Input material:
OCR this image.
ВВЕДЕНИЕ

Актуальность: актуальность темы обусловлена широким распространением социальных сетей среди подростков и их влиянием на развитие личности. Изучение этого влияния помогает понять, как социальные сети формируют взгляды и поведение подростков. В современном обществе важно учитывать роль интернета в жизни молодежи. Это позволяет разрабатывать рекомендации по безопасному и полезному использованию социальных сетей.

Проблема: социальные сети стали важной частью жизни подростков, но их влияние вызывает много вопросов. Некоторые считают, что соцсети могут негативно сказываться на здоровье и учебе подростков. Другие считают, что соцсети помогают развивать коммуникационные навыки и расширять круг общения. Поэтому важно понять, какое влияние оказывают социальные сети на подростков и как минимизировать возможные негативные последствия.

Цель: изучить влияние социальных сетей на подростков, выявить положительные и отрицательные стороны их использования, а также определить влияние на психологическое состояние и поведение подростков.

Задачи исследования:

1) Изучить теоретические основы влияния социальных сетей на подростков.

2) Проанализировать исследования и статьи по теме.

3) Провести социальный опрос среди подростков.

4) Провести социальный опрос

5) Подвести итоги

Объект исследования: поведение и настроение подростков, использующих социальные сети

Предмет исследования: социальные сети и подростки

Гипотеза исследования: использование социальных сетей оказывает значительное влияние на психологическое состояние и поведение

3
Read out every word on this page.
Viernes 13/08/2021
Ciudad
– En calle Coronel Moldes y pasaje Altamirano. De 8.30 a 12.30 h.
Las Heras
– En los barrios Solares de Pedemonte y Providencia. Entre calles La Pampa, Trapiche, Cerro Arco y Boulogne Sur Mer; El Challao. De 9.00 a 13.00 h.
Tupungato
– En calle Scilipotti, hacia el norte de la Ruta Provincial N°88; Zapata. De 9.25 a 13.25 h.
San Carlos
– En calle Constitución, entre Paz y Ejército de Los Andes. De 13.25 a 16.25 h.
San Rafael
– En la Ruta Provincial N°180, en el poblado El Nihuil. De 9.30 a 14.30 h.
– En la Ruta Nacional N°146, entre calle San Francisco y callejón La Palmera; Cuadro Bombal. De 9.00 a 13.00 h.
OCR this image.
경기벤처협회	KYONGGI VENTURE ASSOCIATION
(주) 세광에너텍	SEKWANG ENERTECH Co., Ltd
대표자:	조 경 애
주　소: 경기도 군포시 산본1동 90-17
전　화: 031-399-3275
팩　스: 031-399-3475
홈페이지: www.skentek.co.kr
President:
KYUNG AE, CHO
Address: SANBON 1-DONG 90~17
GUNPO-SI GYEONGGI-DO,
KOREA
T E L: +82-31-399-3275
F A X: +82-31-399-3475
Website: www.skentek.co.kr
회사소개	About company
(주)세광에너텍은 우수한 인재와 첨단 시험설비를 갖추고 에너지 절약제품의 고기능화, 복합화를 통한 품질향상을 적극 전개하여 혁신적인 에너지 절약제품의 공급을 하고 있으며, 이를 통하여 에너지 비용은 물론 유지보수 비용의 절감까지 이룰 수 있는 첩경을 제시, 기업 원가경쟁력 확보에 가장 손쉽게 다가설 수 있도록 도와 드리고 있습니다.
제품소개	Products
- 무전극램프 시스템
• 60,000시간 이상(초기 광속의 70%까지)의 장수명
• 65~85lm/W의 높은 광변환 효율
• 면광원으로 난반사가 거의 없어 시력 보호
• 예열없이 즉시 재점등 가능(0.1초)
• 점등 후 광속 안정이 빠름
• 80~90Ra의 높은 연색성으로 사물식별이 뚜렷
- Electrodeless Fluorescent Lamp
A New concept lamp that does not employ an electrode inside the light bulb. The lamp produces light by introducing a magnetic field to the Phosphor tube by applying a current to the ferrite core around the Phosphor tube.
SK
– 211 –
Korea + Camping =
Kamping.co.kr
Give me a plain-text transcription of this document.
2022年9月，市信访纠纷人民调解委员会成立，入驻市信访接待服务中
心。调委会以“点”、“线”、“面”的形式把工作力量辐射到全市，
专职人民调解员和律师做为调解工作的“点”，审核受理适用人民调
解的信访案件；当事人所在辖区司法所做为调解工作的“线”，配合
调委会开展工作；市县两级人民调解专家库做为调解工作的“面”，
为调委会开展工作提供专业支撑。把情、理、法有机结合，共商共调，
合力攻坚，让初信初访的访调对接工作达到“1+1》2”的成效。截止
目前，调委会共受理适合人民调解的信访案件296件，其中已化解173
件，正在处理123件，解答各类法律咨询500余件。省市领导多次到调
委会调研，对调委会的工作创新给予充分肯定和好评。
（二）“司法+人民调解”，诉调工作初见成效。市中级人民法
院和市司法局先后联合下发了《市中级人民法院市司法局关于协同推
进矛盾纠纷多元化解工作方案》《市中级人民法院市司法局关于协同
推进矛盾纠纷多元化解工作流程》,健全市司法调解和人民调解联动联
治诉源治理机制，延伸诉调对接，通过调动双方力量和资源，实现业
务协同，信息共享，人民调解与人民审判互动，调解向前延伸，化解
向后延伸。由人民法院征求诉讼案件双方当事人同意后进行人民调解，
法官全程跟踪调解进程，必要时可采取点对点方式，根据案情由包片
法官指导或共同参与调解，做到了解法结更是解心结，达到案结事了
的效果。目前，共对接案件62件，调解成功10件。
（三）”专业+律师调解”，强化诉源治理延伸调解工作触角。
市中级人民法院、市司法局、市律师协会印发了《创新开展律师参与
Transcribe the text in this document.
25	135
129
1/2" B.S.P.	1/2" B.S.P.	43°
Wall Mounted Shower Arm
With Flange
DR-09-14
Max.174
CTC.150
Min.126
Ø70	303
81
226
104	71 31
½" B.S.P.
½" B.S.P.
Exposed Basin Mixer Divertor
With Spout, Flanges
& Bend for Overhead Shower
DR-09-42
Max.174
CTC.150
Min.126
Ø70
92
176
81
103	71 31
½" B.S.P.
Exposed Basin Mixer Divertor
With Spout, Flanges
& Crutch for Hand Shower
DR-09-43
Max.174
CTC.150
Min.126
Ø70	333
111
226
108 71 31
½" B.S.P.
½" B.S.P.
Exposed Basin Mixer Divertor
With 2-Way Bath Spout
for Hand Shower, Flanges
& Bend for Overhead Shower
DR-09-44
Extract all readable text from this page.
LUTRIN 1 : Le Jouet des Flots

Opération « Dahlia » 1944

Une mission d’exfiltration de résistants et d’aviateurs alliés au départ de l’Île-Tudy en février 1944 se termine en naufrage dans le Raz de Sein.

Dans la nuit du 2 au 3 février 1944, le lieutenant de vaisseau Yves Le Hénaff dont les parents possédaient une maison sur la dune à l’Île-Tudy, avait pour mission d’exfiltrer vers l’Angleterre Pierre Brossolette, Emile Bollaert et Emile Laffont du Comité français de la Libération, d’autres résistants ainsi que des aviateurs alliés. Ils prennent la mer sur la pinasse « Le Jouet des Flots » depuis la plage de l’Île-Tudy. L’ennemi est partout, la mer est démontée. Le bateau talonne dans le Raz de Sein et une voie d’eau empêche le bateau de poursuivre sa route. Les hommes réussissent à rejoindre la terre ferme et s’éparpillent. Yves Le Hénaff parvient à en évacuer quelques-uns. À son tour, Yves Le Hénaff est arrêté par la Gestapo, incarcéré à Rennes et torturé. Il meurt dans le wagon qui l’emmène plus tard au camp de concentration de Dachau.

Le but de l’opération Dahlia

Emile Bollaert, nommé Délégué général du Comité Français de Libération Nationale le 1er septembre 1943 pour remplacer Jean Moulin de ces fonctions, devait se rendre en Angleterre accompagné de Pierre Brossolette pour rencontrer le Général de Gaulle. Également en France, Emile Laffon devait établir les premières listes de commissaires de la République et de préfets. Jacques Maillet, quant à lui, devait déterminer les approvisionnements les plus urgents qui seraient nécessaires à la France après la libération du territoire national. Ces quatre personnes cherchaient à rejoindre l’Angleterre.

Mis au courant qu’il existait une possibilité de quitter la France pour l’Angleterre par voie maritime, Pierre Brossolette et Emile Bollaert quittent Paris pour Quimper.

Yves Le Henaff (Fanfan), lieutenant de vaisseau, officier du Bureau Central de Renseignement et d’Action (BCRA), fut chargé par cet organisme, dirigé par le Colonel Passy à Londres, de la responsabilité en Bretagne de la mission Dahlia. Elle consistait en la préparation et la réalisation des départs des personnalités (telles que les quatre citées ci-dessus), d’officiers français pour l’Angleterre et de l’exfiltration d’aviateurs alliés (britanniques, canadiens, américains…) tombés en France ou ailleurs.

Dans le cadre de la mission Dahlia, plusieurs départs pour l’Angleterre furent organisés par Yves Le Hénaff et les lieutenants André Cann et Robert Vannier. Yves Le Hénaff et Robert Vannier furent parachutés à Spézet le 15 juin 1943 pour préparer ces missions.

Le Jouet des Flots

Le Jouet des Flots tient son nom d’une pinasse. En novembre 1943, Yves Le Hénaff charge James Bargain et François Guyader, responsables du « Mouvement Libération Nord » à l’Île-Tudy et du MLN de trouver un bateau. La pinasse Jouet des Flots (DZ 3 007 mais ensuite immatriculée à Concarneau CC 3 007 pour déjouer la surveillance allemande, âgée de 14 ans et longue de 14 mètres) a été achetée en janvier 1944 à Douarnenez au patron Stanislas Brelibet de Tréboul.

Stated problem: Using the material above, gather every line that includes "важно".

Written answer:
Актуальность: актуальность темы обусловлена широким распространением социальных сетей среди подростков и их влиянием на развитие личности. Изучение этого влияния помогает понять, как социальные сети формируют взгляды и поведение подростков. В современном обществе важно учитывать роль интернета в жизни молодежи. Это позволяет разрабатывать рекомендации по безопасному и полезному использованию социальных сетей.
Проблема: социальные сети стали важной частью жизни подростков, но их влияние вызывает много вопросов. Некоторые считают, что соцсети могут негативно сказываться на здоровье и учебе подростков. Другие считают, что соцсети помогают развивать коммуникационные навыки и расширять круг общения. Поэтому важно понять, какое влияние оказывают социальные сети на подростков и как минимизировать возможные негативные последствия.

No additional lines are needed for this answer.